======== DATA

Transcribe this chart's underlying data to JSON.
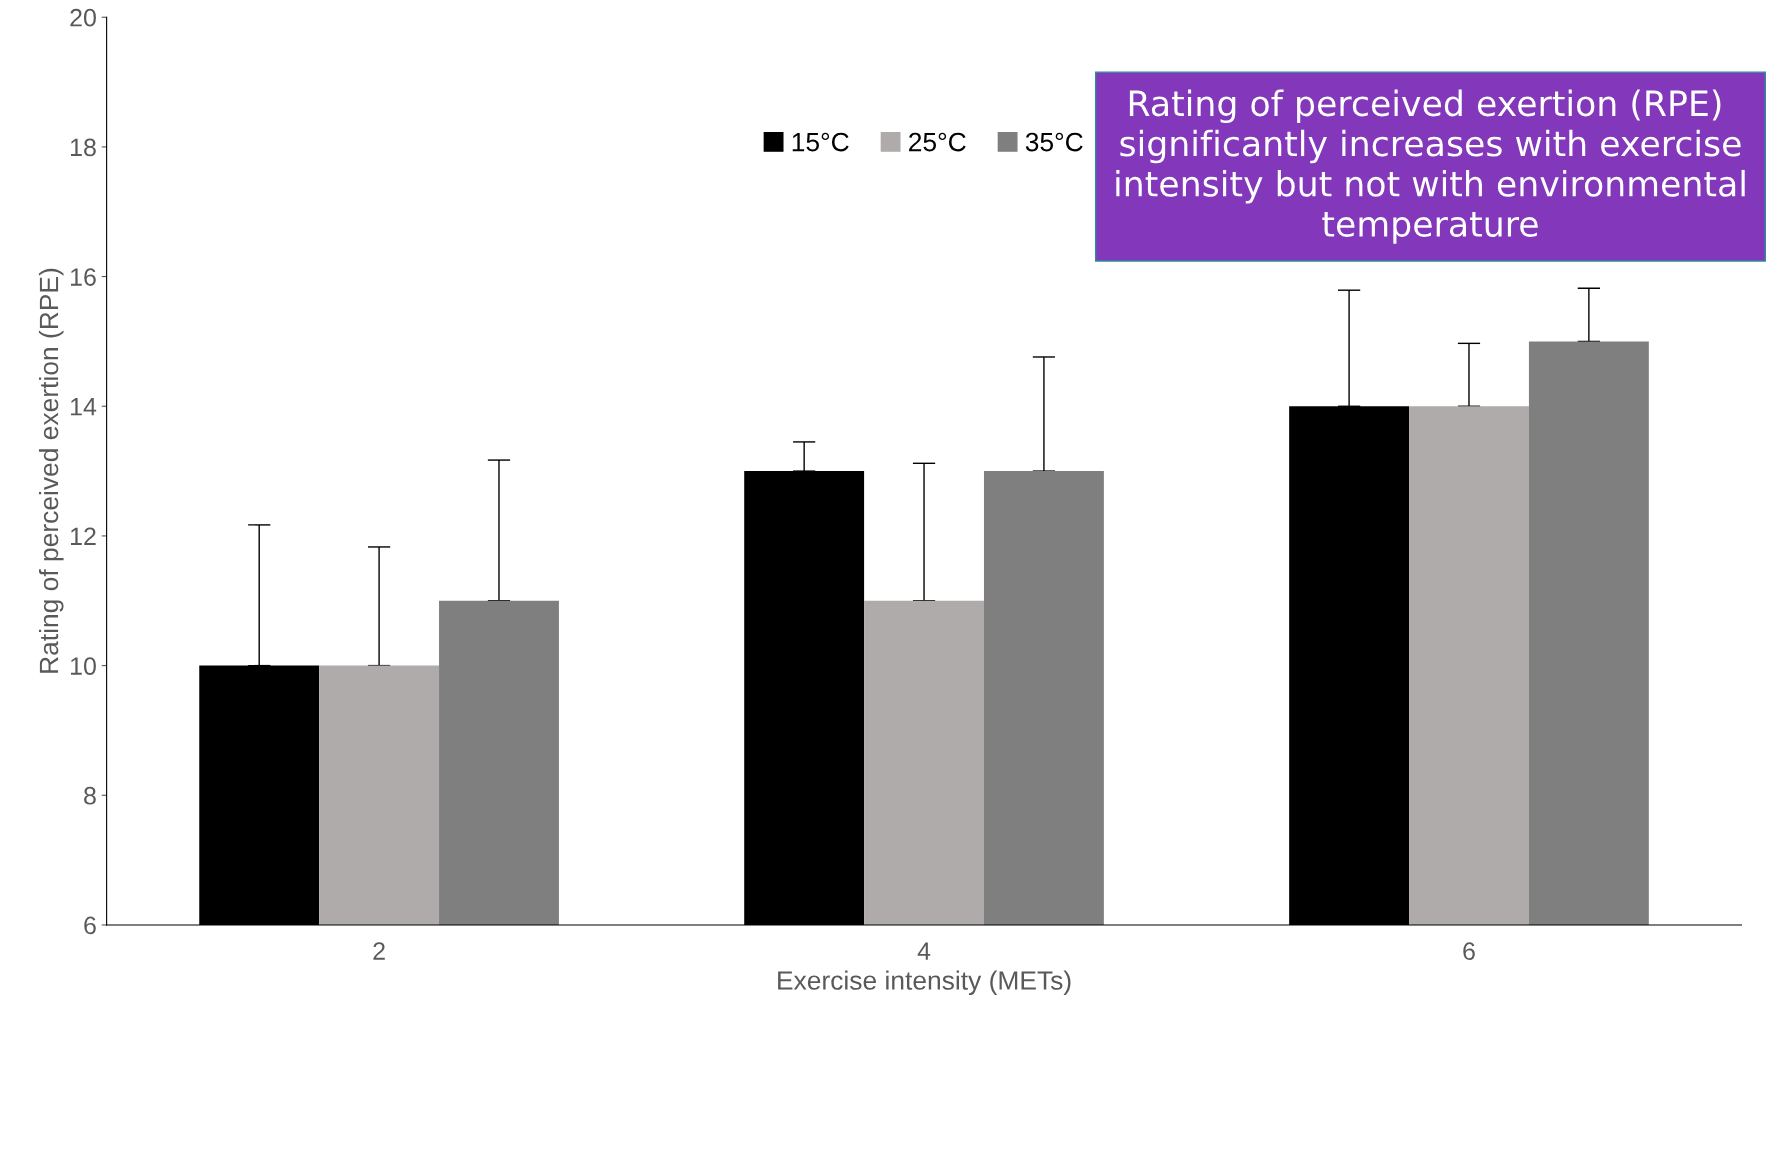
{
  "chart_data": {
    "type": "bar",
    "xlabel": "Exercise intensity (METs)",
    "ylabel": "Rating of perceived exertion (RPE)",
    "categories": [
      "2",
      "4",
      "6"
    ],
    "series": [
      {
        "name": "15°C",
        "color": "#000000",
        "values": [
          10,
          13,
          14
        ],
        "errors": [
          [
            10,
            12.17
          ],
          [
            13,
            13.45
          ],
          [
            14,
            15.79
          ]
        ]
      },
      {
        "name": "25°C",
        "color": "#afabab",
        "values": [
          10,
          11,
          14
        ],
        "errors": [
          [
            10,
            11.83
          ],
          [
            11,
            13.12
          ],
          [
            14,
            14.97
          ]
        ]
      },
      {
        "name": "35°C",
        "color": "#7f7f7f",
        "values": [
          11,
          13,
          15
        ],
        "errors": [
          [
            11,
            13.17
          ],
          [
            13,
            14.76
          ],
          [
            15,
            15.82
          ]
        ]
      }
    ],
    "ylim": [
      6,
      20
    ],
    "yticks": [
      6,
      8,
      10,
      12,
      14,
      16,
      18,
      20
    ],
    "grid": false,
    "legend": "top",
    "annotations": [
      "Rating of perceived exertion (RPE)  significantly increases with exercise intensity but not with environmental temperature"
    ]
  }
}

================

• THE PROBLEM:
All lines in the data that contain the word "exertion" should be copied.

• TASK ANSWER:
    "ylabel": "Rating of perceived exertion (RPE)",
      "Rating of perceived exertion (RPE)  significantly increases with exercise intensity but not with environmental temperature"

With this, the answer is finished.